Copy out lines with the word "first" from the material that follows.

Figure dataset records:

-------------------------

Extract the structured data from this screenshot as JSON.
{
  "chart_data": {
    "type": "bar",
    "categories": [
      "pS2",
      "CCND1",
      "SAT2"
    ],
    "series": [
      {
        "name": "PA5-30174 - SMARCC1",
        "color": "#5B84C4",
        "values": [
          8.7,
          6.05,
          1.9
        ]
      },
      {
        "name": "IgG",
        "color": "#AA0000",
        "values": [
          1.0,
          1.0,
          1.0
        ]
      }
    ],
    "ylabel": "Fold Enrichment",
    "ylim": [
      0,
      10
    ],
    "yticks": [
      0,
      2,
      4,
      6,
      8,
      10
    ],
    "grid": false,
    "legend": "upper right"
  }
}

-------------------------

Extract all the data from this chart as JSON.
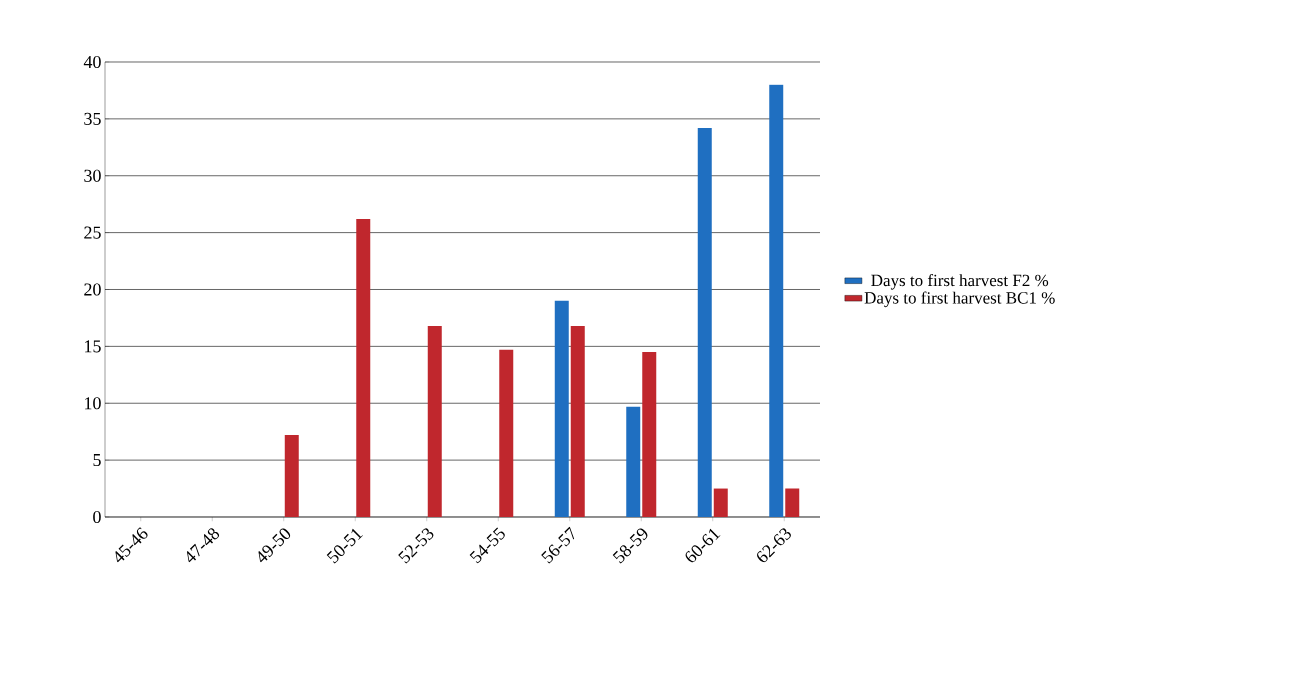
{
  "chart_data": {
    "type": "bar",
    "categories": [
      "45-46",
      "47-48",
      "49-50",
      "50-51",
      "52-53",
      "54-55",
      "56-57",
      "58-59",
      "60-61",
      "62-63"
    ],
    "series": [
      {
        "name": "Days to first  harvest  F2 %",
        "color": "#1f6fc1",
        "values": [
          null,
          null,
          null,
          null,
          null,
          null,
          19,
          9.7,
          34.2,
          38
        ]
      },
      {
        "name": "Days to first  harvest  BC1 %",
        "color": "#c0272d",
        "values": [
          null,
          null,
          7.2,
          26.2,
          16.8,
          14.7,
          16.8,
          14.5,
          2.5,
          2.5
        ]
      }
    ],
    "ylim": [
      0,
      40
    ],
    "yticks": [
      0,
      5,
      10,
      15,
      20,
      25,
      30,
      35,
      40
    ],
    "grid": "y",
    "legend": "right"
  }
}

-------------------------

▶ _Correct response_
        "name": "Days to first  harvest  F2 %",
        "name": "Days to first  harvest  BC1 %",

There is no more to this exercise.